> [EXERCISE]: Output every record word for word.

> [STORED RECORDS]:
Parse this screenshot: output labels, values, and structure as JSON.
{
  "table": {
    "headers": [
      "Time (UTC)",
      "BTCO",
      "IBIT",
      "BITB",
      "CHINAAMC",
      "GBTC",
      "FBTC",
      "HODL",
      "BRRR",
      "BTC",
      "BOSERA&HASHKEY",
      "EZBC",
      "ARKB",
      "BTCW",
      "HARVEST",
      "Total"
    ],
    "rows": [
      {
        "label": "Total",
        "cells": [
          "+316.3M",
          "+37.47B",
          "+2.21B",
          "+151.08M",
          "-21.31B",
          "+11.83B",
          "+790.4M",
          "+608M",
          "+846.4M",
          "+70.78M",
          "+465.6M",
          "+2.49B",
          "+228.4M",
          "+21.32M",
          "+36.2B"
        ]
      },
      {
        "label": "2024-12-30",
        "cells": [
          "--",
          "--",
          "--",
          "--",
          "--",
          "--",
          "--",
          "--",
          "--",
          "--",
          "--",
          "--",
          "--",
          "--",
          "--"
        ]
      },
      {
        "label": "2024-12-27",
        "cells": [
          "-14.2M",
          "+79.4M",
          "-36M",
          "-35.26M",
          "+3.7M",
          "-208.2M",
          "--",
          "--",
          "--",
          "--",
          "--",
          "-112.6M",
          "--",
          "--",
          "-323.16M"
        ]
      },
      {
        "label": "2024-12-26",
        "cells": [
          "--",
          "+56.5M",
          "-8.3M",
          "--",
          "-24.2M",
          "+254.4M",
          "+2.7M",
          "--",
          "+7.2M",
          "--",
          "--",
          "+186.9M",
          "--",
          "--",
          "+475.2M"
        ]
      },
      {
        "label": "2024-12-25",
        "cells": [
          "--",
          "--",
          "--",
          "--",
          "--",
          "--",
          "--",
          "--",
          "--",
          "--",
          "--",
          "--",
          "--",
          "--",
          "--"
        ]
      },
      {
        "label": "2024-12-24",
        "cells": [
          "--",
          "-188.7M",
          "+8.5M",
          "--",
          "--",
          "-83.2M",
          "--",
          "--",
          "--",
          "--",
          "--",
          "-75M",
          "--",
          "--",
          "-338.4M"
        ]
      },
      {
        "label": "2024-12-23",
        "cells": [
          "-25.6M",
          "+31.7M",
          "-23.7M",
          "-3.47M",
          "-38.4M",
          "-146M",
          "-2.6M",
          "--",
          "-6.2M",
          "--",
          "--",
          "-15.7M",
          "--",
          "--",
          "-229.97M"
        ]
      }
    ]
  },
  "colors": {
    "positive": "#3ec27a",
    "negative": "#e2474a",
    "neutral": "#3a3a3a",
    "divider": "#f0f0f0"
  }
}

> [ANSWER]:
Parse this screenshot: output labels, values, and structure as JSON.
{
  "table": {
    "headers": [
      "Time (UTC)",
      "BTCO",
      "IBIT",
      "BITB",
      "CHINAAMC",
      "GBTC",
      "FBTC",
      "HODL",
      "BRRR",
      "BTC",
      "BOSERA&HASHKEY",
      "EZBC",
      "ARKB",
      "BTCW",
      "HARVEST",
      "Total"
    ],
    "rows": [
      {
        "label": "Total",
        "cells": [
          "+316.3M",
          "+37.47B",
          "+2.21B",
          "+151.08M",
          "-21.31B",
          "+11.83B",
          "+790.4M",
          "+608M",
          "+846.4M",
          "+70.78M",
          "+465.6M",
          "+2.49B",
          "+228.4M",
          "+21.32M",
          "+36.2B"
        ]
      },
      {
        "label": "2024-12-30",
        "cells": [
          "--",
          "--",
          "--",
          "--",
          "--",
          "--",
          "--",
          "--",
          "--",
          "--",
          "--",
          "--",
          "--",
          "--",
          "--"
        ]
      },
      {
        "label": "2024-12-27",
        "cells": [
          "-14.2M",
          "+79.4M",
          "-36M",
          "-35.26M",
          "+3.7M",
          "-208.2M",
          "--",
          "--",
          "--",
          "--",
          "--",
          "-112.6M",
          "--",
          "--",
          "-323.16M"
        ]
      },
      {
        "label": "2024-12-26",
        "cells": [
          "--",
          "+56.5M",
          "-8.3M",
          "--",
          "-24.2M",
          "+254.4M",
          "+2.7M",
          "--",
          "+7.2M",
          "--",
          "--",
          "+186.9M",
          "--",
          "--",
          "+475.2M"
        ]
      },
      {
        "label": "2024-12-25",
        "cells": [
          "--",
          "--",
          "--",
          "--",
          "--",
          "--",
          "--",
          "--",
          "--",
          "--",
          "--",
          "--",
          "--",
          "--",
          "--"
        ]
      },
      {
        "label": "2024-12-24",
        "cells": [
          "--",
          "-188.7M",
          "+8.5M",
          "--",
          "--",
          "-83.2M",
          "--",
          "--",
          "--",
          "--",
          "--",
          "-75M",
          "--",
          "--",
          "-338.4M"
        ]
      },
      {
        "label": "2024-12-23",
        "cells": [
          "-25.6M",
          "+31.7M",
          "-23.7M",
          "-3.47M",
          "-38.4M",
          "-146M",
          "-2.6M",
          "--",
          "-6.2M",
          "--",
          "--",
          "-15.7M",
          "--",
          "--",
          "-229.97M"
        ]
      }
    ]
  },
  "colors": {
    "positive": "#3ec27a",
    "negative": "#e2474a",
    "neutral": "#3a3a3a",
    "divider": "#f0f0f0"
  }
}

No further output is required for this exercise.